BEGIN Provided material

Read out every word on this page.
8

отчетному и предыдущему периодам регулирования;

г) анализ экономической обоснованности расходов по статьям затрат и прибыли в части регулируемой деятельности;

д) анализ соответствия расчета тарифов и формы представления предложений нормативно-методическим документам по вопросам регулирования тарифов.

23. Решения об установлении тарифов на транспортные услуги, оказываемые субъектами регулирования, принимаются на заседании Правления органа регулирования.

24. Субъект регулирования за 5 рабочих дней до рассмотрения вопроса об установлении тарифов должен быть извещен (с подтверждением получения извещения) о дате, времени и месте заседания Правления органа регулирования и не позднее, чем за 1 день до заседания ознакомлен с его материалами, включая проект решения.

END Provided material

Given exercise ->
Repeat the entries shown above, every one, word for word.

Exercise response ->
Read out every word on this page.
8

отчетному и предыдущему периодам регулирования;

г) анализ экономической обоснованности расходов по статьям затрат и прибыли в части регулируемой деятельности;

д) анализ соответствия расчета тарифов и формы представления предложений нормативно-методическим документам по вопросам регулирования тарифов.

23. Решения об установлении тарифов на транспортные услуги, оказываемые субъектами регулирования, принимаются на заседании Правления органа регулирования.

24. Субъект регулирования за 5 рабочих дней до рассмотрения вопроса об установлении тарифов должен быть извещен (с подтверждением получения извещения) о дате, времени и месте заседания Правления органа регулирования и не позднее, чем за 1 день до заседания ознакомлен с его материалами, включая проект решения.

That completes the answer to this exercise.